→ **Work required**
Pick out each line with the word "title" from the material that follows.

→ **Stored records**
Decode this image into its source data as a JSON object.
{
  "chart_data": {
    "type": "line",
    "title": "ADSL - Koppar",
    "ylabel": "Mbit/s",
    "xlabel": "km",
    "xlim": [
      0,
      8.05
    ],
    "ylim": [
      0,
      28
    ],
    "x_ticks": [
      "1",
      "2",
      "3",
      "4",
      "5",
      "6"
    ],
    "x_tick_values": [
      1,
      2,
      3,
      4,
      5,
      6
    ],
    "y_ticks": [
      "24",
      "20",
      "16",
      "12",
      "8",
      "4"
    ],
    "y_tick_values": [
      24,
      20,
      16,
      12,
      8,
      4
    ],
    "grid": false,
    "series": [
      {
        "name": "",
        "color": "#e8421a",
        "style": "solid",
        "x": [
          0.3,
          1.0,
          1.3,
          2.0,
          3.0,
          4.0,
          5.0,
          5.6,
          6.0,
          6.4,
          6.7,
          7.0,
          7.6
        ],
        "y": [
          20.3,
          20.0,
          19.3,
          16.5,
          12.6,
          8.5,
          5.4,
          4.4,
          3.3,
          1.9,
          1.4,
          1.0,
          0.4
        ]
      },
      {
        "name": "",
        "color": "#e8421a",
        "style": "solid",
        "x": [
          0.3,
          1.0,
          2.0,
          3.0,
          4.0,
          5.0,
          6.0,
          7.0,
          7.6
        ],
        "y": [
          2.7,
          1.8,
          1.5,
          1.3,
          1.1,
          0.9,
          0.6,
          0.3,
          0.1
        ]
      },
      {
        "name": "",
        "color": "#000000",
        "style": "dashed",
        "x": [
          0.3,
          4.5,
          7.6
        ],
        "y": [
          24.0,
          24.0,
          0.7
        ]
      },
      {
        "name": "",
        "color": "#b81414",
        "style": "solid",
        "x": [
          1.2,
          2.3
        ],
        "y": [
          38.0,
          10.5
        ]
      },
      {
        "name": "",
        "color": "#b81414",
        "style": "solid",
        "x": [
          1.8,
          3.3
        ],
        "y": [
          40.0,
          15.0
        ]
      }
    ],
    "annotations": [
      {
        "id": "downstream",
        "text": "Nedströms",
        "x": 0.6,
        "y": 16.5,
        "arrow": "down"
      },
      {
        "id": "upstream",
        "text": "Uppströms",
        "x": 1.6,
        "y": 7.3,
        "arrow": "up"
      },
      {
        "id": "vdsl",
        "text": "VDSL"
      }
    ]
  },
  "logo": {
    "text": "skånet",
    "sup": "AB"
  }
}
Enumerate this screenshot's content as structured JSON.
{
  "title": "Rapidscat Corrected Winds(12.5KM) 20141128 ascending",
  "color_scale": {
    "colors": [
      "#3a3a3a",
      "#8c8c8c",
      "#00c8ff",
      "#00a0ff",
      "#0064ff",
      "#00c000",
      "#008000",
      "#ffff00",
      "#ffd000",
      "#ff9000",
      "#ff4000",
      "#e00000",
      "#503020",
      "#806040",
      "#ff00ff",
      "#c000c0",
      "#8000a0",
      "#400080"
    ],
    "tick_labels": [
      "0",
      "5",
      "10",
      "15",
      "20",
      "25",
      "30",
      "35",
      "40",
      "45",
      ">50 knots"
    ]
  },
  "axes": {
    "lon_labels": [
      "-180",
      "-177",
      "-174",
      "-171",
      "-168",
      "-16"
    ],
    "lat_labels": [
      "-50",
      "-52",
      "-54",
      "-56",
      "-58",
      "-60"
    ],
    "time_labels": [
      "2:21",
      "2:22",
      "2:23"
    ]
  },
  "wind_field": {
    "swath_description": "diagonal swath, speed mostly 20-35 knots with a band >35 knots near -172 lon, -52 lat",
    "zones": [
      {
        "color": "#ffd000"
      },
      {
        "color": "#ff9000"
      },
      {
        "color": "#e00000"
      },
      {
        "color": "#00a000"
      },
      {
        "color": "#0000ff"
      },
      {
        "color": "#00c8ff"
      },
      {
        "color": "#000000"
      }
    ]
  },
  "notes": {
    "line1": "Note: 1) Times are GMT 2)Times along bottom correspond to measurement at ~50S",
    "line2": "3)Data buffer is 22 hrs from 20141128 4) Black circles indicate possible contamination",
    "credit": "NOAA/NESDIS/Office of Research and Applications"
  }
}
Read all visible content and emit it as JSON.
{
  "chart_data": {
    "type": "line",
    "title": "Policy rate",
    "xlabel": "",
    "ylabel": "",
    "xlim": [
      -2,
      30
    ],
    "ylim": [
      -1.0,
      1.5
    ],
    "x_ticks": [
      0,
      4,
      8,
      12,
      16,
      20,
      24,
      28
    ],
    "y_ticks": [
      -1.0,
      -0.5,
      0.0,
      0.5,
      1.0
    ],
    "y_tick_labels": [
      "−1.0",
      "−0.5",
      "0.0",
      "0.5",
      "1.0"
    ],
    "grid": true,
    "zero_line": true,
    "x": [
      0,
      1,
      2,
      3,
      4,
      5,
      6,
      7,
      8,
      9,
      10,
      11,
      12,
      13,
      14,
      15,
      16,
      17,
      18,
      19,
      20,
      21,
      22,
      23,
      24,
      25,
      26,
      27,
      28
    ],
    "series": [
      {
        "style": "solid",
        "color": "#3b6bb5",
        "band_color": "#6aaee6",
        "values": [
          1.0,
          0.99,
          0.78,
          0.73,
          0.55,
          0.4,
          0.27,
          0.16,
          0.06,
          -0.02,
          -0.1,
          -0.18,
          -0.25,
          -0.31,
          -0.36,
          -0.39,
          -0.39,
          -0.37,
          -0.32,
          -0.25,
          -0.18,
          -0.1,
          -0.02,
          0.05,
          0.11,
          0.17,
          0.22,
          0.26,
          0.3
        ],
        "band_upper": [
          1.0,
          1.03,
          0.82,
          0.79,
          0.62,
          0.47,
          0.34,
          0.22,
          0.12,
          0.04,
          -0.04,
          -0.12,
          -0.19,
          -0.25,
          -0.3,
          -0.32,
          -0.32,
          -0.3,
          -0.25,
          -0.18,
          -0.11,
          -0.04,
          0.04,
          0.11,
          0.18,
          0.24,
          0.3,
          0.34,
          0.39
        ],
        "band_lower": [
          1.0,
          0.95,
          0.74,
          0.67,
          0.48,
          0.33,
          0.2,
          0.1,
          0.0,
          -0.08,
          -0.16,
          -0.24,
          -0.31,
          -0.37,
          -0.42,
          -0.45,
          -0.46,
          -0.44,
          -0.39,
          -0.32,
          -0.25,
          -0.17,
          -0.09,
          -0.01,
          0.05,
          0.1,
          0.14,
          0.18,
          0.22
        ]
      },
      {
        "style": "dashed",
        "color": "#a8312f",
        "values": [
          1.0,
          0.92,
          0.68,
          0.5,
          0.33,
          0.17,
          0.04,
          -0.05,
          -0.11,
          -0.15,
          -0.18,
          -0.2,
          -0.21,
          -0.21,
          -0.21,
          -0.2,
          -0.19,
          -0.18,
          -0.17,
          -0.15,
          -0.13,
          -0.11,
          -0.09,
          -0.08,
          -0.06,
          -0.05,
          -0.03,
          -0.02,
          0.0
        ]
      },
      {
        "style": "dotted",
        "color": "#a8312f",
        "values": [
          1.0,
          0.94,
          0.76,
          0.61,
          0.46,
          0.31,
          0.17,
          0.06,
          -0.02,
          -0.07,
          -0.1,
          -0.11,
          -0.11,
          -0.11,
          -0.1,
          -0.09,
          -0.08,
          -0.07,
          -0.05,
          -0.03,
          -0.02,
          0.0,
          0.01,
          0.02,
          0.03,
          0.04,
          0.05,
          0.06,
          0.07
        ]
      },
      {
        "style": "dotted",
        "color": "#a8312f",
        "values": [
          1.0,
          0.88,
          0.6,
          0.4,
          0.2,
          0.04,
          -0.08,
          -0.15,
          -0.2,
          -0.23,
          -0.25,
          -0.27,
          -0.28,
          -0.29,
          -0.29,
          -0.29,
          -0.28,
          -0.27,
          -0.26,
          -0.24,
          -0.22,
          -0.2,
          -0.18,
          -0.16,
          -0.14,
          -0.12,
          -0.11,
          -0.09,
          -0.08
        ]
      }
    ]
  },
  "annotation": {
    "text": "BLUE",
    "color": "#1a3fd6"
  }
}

→ **Solution to the problem**
    "title": "ADSL - Koppar",
  "title": "Rapidscat Corrected Winds(12.5KM) 20141128 ascending",
    "title": "Policy rate",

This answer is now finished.